DIRECTIONS -
Pictures aside, write out every record exactly as it appears.

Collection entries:
-------

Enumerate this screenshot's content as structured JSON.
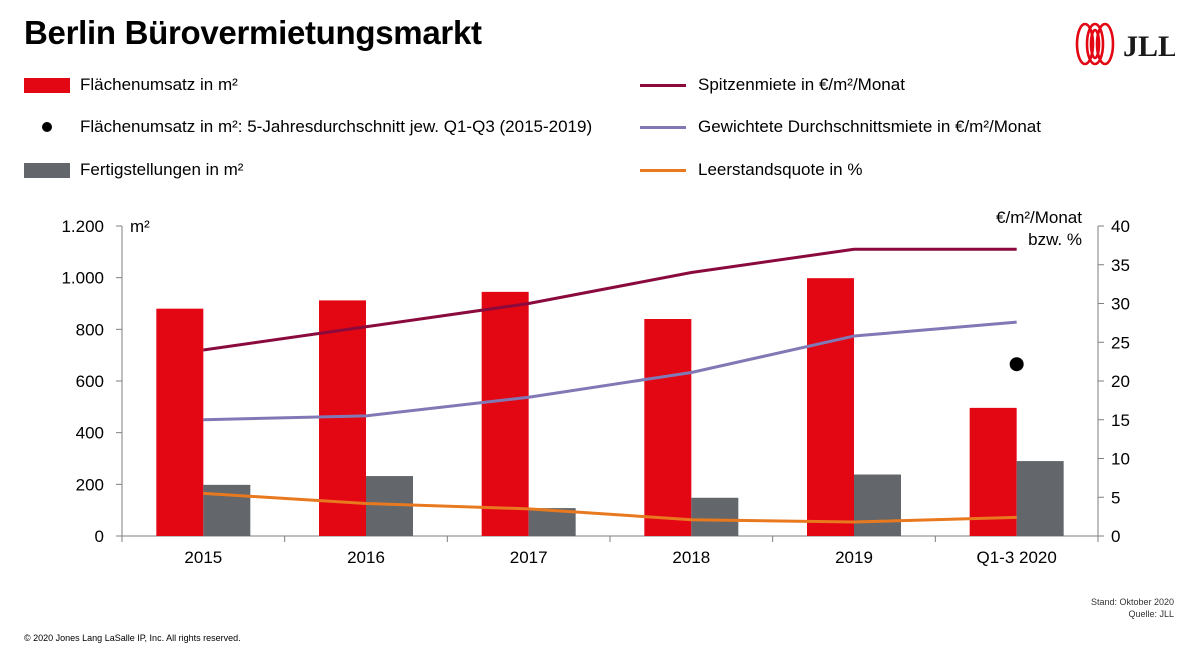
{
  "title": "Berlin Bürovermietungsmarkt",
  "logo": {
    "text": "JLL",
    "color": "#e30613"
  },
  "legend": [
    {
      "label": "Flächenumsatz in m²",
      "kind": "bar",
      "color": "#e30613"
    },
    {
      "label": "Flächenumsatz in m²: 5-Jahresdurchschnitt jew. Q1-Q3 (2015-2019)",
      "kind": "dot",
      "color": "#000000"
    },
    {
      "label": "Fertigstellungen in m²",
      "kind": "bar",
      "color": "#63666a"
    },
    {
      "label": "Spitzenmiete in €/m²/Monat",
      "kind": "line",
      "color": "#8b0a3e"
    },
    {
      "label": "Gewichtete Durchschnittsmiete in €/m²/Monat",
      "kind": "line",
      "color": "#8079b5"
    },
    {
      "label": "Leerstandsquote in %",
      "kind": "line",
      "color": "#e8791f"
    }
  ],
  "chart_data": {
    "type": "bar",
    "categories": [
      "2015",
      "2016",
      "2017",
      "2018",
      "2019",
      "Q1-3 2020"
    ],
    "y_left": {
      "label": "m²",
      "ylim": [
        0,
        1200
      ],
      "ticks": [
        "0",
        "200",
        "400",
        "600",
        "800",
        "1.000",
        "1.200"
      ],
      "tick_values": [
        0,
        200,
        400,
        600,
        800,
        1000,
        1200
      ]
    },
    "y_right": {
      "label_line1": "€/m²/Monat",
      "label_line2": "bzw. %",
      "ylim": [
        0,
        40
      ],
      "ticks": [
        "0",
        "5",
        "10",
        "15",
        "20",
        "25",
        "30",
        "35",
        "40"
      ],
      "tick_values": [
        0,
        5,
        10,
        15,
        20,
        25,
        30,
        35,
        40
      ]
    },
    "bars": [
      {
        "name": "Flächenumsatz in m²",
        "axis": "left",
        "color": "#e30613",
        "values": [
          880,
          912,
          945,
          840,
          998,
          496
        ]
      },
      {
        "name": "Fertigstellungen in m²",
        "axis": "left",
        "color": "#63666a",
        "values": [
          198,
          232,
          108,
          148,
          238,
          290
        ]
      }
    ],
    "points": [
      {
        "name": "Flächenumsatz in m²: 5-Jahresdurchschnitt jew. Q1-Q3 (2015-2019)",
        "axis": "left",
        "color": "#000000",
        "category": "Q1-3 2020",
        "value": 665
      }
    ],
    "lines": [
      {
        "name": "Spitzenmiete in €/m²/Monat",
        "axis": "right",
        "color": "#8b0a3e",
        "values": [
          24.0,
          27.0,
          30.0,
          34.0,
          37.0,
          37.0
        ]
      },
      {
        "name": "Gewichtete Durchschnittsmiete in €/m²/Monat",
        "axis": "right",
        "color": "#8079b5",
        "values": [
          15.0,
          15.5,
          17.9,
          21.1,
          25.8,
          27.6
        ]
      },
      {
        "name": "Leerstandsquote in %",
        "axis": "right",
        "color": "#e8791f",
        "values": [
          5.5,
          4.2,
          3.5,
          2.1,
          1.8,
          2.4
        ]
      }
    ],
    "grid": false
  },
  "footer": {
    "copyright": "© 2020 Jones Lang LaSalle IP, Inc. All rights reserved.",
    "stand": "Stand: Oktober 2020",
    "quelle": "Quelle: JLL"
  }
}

-------

WORKED ANSWER -
Enumerate this screenshot's content as structured JSON.
{
  "title": "Berlin Bürovermietungsmarkt",
  "logo": {
    "text": "JLL",
    "color": "#e30613"
  },
  "legend": [
    {
      "label": "Flächenumsatz in m²",
      "kind": "bar",
      "color": "#e30613"
    },
    {
      "label": "Flächenumsatz in m²: 5-Jahresdurchschnitt jew. Q1-Q3 (2015-2019)",
      "kind": "dot",
      "color": "#000000"
    },
    {
      "label": "Fertigstellungen in m²",
      "kind": "bar",
      "color": "#63666a"
    },
    {
      "label": "Spitzenmiete in €/m²/Monat",
      "kind": "line",
      "color": "#8b0a3e"
    },
    {
      "label": "Gewichtete Durchschnittsmiete in €/m²/Monat",
      "kind": "line",
      "color": "#8079b5"
    },
    {
      "label": "Leerstandsquote in %",
      "kind": "line",
      "color": "#e8791f"
    }
  ],
  "chart_data": {
    "type": "bar",
    "categories": [
      "2015",
      "2016",
      "2017",
      "2018",
      "2019",
      "Q1-3 2020"
    ],
    "y_left": {
      "label": "m²",
      "ylim": [
        0,
        1200
      ],
      "ticks": [
        "0",
        "200",
        "400",
        "600",
        "800",
        "1.000",
        "1.200"
      ],
      "tick_values": [
        0,
        200,
        400,
        600,
        800,
        1000,
        1200
      ]
    },
    "y_right": {
      "label_line1": "€/m²/Monat",
      "label_line2": "bzw. %",
      "ylim": [
        0,
        40
      ],
      "ticks": [
        "0",
        "5",
        "10",
        "15",
        "20",
        "25",
        "30",
        "35",
        "40"
      ],
      "tick_values": [
        0,
        5,
        10,
        15,
        20,
        25,
        30,
        35,
        40
      ]
    },
    "bars": [
      {
        "name": "Flächenumsatz in m²",
        "axis": "left",
        "color": "#e30613",
        "values": [
          880,
          912,
          945,
          840,
          998,
          496
        ]
      },
      {
        "name": "Fertigstellungen in m²",
        "axis": "left",
        "color": "#63666a",
        "values": [
          198,
          232,
          108,
          148,
          238,
          290
        ]
      }
    ],
    "points": [
      {
        "name": "Flächenumsatz in m²: 5-Jahresdurchschnitt jew. Q1-Q3 (2015-2019)",
        "axis": "left",
        "color": "#000000",
        "category": "Q1-3 2020",
        "value": 665
      }
    ],
    "lines": [
      {
        "name": "Spitzenmiete in €/m²/Monat",
        "axis": "right",
        "color": "#8b0a3e",
        "values": [
          24.0,
          27.0,
          30.0,
          34.0,
          37.0,
          37.0
        ]
      },
      {
        "name": "Gewichtete Durchschnittsmiete in €/m²/Monat",
        "axis": "right",
        "color": "#8079b5",
        "values": [
          15.0,
          15.5,
          17.9,
          21.1,
          25.8,
          27.6
        ]
      },
      {
        "name": "Leerstandsquote in %",
        "axis": "right",
        "color": "#e8791f",
        "values": [
          5.5,
          4.2,
          3.5,
          2.1,
          1.8,
          2.4
        ]
      }
    ],
    "grid": false
  },
  "footer": {
    "copyright": "© 2020 Jones Lang LaSalle IP, Inc. All rights reserved.",
    "stand": "Stand: Oktober 2020",
    "quelle": "Quelle: JLL"
  }
}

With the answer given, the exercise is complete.